* **REQUIREMENT**:
Among the entries that follow, locate the line with "Transcribe this image's" and the line with "Parse this screenshot: output". Output those lines and all lines in between, exactly, minus the pictures.

Extracted records:

━━━━━━━━━━

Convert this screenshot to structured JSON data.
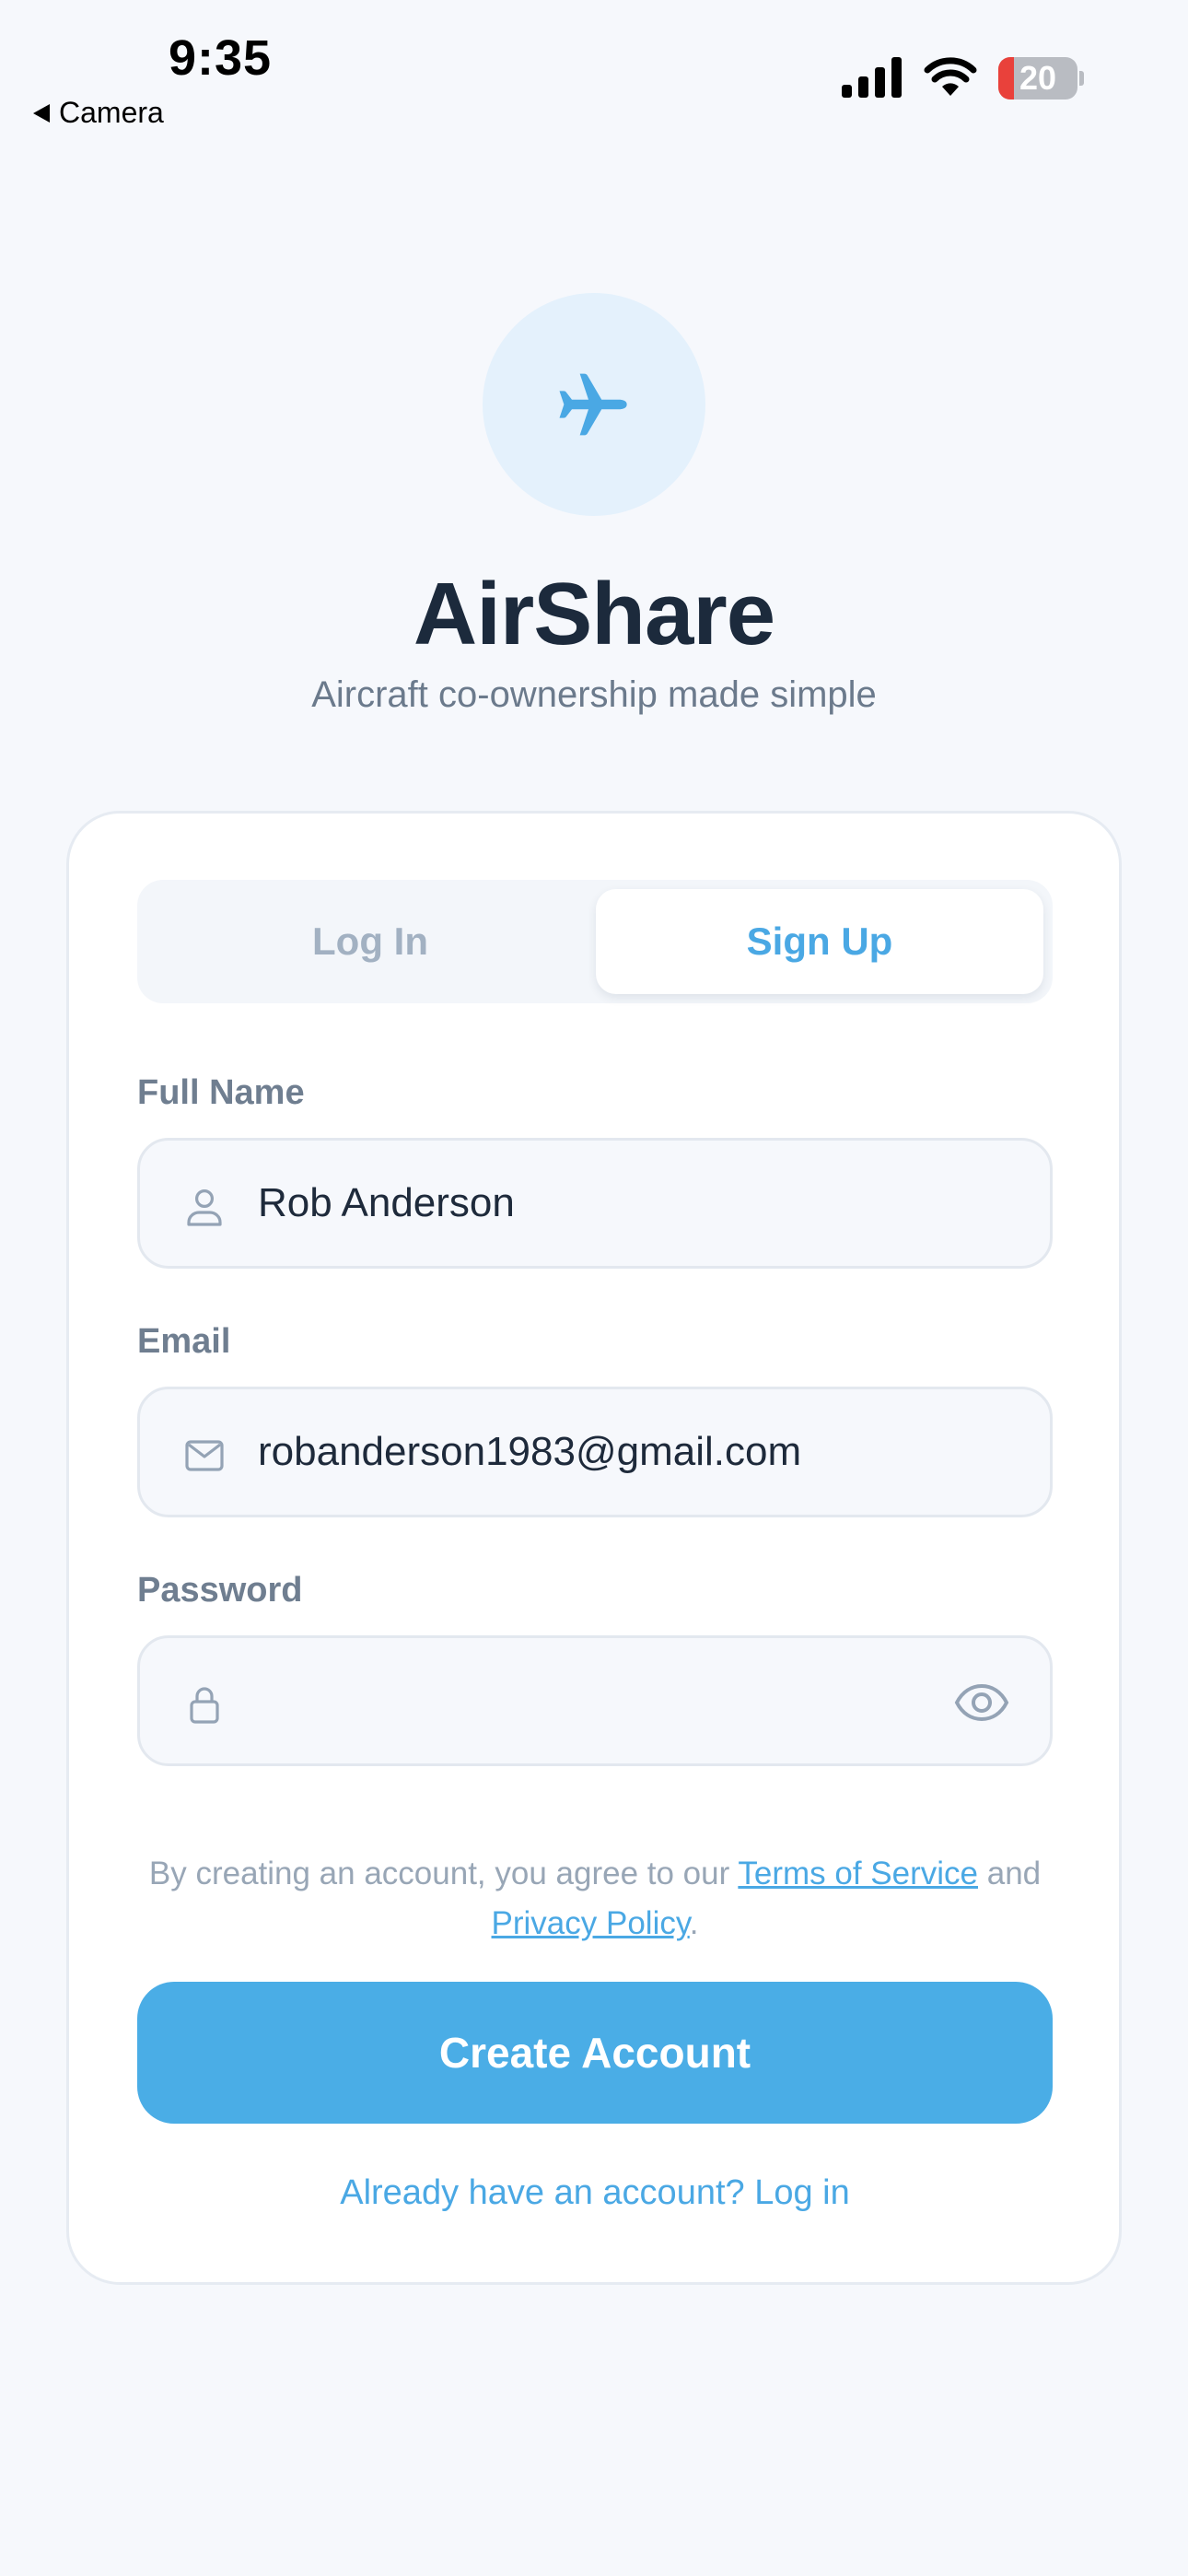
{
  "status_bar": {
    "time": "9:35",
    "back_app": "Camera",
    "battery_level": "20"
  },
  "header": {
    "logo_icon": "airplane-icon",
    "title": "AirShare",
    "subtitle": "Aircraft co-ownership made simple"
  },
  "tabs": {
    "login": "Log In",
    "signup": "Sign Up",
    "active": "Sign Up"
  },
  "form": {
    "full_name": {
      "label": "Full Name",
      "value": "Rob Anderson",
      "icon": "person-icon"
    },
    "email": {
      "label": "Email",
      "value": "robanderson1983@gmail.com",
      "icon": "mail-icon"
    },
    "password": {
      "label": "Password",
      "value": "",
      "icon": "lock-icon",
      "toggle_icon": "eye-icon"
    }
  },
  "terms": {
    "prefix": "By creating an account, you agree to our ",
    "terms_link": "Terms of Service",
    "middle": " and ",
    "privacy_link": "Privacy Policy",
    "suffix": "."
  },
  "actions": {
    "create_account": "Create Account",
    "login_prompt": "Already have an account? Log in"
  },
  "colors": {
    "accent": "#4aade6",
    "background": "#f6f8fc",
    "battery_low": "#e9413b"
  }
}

━━━━━━━━━━

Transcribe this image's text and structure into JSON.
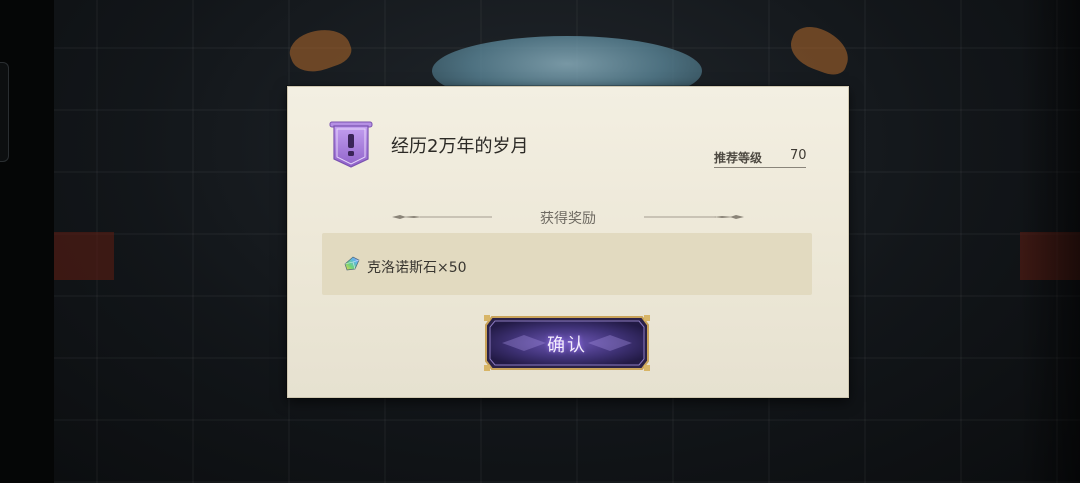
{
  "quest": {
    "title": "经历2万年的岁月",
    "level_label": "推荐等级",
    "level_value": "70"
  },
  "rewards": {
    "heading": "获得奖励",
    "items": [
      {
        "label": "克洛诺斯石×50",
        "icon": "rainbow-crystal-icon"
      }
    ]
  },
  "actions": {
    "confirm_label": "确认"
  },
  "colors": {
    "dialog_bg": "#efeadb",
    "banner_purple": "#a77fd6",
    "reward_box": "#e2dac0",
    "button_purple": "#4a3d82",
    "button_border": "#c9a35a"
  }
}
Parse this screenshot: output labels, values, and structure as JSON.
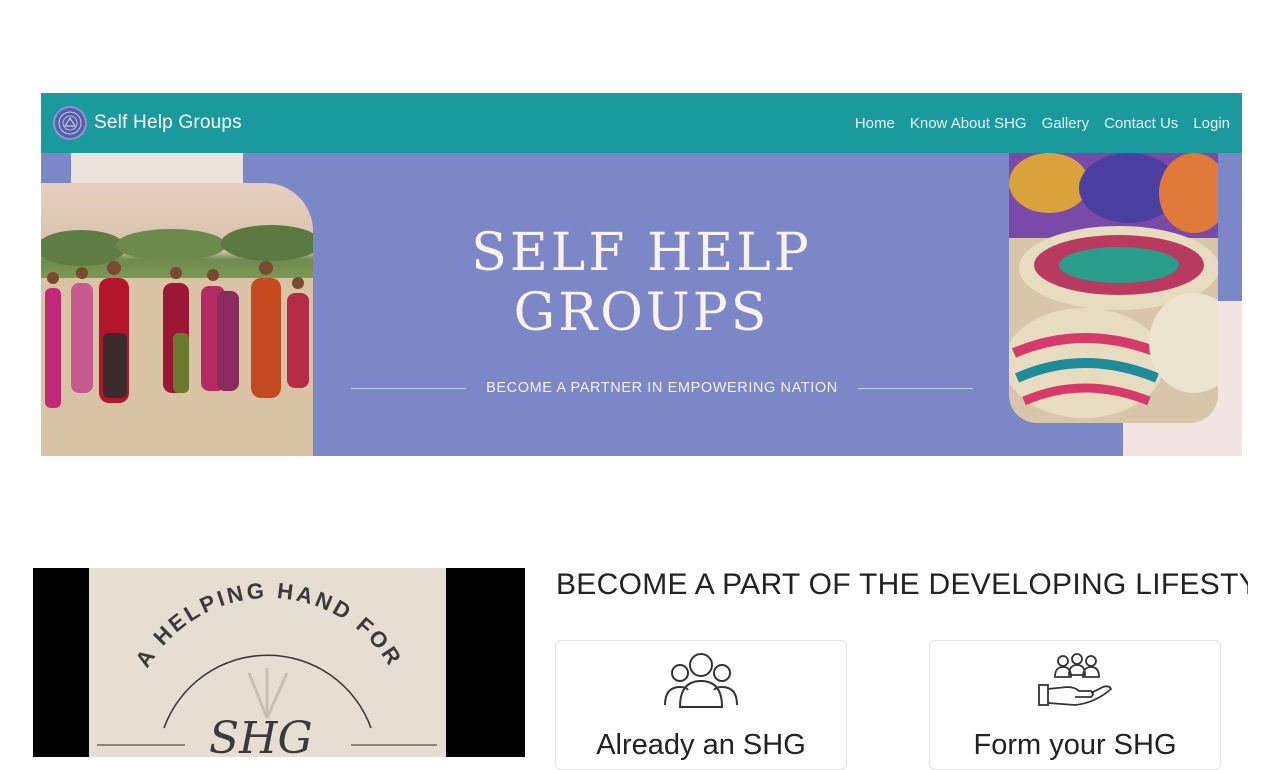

━━━━━━━━━━

* **RESULT OF THE EXERCISE**:
Transcribe this image's text and structure into JSON.
{
  "quest": {
    "title": "经历2万年的岁月",
    "level_label": "推荐等级",
    "level_value": "70"
  },
  "rewards": {
    "heading": "获得奖励",
    "items": [
      {
        "label": "克洛诺斯石×50",
        "icon": "rainbow-crystal-icon"
      }
    ]
  },
  "actions": {
    "confirm_label": "确认"
  },
  "colors": {
    "dialog_bg": "#efeadb",
    "banner_purple": "#a77fd6",
    "reward_box": "#e2dac0",
    "button_purple": "#4a3d82",
    "button_border": "#c9a35a"
  }
}
Parse this screenshot: output labels, values, and structure as JSON.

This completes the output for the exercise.